━━━ Input rows ━━━

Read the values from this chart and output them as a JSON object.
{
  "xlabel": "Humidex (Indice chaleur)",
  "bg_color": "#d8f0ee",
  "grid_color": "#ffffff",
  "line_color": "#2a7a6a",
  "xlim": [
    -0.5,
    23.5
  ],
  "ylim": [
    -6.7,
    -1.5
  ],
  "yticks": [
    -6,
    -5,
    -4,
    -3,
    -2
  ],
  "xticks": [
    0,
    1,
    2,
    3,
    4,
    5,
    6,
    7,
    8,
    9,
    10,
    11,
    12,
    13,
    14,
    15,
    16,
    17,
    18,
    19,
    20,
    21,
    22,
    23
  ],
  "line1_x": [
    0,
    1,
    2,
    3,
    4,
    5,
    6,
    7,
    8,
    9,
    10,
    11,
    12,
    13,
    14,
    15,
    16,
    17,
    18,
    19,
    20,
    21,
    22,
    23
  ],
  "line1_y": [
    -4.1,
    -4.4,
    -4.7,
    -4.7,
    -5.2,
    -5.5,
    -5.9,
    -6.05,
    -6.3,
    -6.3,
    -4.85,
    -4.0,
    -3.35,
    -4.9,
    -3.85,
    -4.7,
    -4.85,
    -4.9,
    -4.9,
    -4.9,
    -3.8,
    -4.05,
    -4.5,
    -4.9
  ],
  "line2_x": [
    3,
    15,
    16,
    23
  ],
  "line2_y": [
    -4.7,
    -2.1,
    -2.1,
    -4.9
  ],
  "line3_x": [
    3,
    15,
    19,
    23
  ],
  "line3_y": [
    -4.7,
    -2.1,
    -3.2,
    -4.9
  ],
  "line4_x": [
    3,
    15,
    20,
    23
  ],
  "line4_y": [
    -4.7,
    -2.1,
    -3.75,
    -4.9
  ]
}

━━━

**What is needed:** Output the entries exactly.

**The output:**
Read the values from this chart and output them as a JSON object.
{
  "xlabel": "Humidex (Indice chaleur)",
  "bg_color": "#d8f0ee",
  "grid_color": "#ffffff",
  "line_color": "#2a7a6a",
  "xlim": [
    -0.5,
    23.5
  ],
  "ylim": [
    -6.7,
    -1.5
  ],
  "yticks": [
    -6,
    -5,
    -4,
    -3,
    -2
  ],
  "xticks": [
    0,
    1,
    2,
    3,
    4,
    5,
    6,
    7,
    8,
    9,
    10,
    11,
    12,
    13,
    14,
    15,
    16,
    17,
    18,
    19,
    20,
    21,
    22,
    23
  ],
  "line1_x": [
    0,
    1,
    2,
    3,
    4,
    5,
    6,
    7,
    8,
    9,
    10,
    11,
    12,
    13,
    14,
    15,
    16,
    17,
    18,
    19,
    20,
    21,
    22,
    23
  ],
  "line1_y": [
    -4.1,
    -4.4,
    -4.7,
    -4.7,
    -5.2,
    -5.5,
    -5.9,
    -6.05,
    -6.3,
    -6.3,
    -4.85,
    -4.0,
    -3.35,
    -4.9,
    -3.85,
    -4.7,
    -4.85,
    -4.9,
    -4.9,
    -4.9,
    -3.8,
    -4.05,
    -4.5,
    -4.9
  ],
  "line2_x": [
    3,
    15,
    16,
    23
  ],
  "line2_y": [
    -4.7,
    -2.1,
    -2.1,
    -4.9
  ],
  "line3_x": [
    3,
    15,
    19,
    23
  ],
  "line3_y": [
    -4.7,
    -2.1,
    -3.2,
    -4.9
  ],
  "line4_x": [
    3,
    15,
    20,
    23
  ],
  "line4_y": [
    -4.7,
    -2.1,
    -3.75,
    -4.9
  ]
}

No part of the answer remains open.